== GIVEN REQUEST ==
Pick out every line holding the string "plain" and copy it.

== MATERIAL PROVIDED ==
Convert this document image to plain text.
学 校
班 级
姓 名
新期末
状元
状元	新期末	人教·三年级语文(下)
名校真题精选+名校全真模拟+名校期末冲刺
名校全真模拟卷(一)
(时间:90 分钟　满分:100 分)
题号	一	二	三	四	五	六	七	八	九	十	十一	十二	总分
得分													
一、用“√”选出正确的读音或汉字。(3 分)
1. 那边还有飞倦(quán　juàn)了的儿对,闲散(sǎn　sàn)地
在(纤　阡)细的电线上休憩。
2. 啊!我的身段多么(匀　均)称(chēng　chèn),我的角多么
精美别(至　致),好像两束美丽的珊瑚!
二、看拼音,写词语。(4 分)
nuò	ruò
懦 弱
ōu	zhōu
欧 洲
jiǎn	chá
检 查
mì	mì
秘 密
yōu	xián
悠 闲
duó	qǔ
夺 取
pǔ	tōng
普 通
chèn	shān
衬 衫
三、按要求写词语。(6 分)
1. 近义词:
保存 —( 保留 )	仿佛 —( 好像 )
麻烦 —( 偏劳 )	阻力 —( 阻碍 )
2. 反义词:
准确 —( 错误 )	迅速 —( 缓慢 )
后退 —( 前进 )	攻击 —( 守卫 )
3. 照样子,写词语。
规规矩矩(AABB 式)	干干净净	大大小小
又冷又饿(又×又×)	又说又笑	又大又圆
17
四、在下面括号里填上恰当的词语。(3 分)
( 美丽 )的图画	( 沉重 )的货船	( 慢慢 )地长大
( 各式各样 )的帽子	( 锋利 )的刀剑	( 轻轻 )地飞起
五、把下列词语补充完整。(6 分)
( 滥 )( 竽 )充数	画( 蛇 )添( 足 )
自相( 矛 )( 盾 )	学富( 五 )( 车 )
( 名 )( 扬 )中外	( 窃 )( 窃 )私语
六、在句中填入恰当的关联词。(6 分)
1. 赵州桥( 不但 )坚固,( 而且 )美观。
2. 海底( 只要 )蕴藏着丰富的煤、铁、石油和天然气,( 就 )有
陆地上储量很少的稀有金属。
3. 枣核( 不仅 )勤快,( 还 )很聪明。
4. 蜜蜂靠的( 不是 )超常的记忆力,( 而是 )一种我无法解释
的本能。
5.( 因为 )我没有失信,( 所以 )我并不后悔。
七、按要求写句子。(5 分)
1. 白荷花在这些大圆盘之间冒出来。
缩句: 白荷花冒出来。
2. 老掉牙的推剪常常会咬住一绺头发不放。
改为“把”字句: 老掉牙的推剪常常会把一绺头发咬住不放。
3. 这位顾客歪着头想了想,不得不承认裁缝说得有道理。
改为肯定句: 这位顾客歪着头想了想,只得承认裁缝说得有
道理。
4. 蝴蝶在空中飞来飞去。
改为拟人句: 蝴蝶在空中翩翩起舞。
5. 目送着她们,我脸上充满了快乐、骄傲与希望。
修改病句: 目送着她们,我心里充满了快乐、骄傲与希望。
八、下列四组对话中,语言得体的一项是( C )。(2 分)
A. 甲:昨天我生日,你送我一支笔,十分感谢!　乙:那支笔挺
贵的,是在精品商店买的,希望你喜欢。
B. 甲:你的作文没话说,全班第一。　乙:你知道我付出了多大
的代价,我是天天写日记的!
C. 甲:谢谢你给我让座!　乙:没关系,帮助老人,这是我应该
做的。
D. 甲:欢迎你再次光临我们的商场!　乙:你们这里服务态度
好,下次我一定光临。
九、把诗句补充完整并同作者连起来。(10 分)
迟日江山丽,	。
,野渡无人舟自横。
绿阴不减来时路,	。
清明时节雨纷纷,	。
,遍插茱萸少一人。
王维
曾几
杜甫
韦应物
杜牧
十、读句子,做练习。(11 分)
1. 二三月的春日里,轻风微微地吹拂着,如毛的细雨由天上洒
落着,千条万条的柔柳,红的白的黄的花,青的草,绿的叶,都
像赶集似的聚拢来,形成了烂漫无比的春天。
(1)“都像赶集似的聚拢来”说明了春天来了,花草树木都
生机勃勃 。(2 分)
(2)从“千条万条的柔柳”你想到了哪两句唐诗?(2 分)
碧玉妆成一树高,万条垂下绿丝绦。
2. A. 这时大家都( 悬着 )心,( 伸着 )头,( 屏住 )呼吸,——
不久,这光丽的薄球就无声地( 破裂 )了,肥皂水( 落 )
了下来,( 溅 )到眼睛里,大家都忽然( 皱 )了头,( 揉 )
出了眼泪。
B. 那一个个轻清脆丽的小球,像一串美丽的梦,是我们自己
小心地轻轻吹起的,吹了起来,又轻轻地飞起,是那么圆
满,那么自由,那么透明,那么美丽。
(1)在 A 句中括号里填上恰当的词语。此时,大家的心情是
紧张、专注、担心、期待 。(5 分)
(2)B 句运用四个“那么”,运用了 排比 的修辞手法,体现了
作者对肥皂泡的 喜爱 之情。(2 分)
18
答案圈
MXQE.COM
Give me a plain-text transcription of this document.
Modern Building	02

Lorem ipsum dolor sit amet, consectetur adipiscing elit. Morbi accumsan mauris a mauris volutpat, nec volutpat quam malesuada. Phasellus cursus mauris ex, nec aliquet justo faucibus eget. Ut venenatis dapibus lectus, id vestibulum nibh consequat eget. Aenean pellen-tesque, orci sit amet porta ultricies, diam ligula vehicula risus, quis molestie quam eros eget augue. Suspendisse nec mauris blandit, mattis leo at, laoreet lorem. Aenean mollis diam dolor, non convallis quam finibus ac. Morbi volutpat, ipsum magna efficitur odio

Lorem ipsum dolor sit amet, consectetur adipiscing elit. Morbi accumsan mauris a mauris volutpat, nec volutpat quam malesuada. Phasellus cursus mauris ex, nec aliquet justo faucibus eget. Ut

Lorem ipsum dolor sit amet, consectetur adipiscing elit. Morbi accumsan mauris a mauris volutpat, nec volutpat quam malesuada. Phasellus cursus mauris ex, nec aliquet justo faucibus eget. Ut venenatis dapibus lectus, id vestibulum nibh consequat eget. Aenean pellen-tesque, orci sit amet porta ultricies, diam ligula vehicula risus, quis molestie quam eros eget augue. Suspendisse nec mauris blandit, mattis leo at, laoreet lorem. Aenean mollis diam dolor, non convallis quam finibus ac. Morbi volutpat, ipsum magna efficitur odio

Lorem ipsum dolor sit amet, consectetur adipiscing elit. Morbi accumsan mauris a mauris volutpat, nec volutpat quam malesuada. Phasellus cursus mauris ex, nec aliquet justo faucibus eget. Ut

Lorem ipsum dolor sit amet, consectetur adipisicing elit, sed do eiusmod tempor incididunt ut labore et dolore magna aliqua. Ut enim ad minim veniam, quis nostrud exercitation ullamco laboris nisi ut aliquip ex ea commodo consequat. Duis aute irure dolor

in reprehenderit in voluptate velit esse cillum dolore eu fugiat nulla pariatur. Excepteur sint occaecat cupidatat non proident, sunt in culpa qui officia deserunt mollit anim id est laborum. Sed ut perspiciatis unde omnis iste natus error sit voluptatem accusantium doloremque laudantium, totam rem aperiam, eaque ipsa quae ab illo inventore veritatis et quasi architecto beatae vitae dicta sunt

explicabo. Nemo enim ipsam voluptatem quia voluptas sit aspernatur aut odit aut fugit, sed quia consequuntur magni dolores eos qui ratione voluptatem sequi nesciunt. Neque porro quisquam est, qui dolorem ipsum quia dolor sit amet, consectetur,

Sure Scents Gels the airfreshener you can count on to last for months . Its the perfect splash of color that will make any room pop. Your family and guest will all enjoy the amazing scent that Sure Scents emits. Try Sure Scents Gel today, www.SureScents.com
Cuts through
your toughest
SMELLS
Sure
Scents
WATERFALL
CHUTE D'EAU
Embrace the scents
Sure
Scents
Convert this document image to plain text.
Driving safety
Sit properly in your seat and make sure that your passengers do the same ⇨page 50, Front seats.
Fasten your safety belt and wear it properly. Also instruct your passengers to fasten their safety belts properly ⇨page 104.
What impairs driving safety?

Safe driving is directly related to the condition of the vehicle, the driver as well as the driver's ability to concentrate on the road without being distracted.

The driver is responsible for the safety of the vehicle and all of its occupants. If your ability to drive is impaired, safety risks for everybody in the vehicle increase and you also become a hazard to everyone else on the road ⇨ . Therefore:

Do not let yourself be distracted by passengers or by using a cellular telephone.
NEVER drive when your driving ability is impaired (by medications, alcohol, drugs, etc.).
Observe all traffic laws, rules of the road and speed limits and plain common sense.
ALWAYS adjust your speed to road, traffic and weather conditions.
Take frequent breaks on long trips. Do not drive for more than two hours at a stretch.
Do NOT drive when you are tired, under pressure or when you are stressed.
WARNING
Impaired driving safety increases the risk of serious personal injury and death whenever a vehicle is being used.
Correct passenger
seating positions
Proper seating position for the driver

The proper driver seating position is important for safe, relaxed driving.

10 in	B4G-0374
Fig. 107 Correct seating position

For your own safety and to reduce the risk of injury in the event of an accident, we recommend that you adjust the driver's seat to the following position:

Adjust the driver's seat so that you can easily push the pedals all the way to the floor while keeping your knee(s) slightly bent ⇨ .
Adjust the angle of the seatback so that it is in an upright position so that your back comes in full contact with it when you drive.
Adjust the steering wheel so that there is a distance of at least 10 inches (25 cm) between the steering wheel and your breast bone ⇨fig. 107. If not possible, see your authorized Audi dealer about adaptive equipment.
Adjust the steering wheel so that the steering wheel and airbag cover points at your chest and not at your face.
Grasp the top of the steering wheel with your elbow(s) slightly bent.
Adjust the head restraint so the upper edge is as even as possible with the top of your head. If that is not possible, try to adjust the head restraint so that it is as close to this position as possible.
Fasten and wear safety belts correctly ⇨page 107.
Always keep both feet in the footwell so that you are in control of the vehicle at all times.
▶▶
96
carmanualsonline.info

== THE ANSWER ==
Convert this document image to plain text.
Give me a plain-text transcription of this document.
Convert this document image to plain text.
Observe all traffic laws, rules of the road and speed limits and plain common sense.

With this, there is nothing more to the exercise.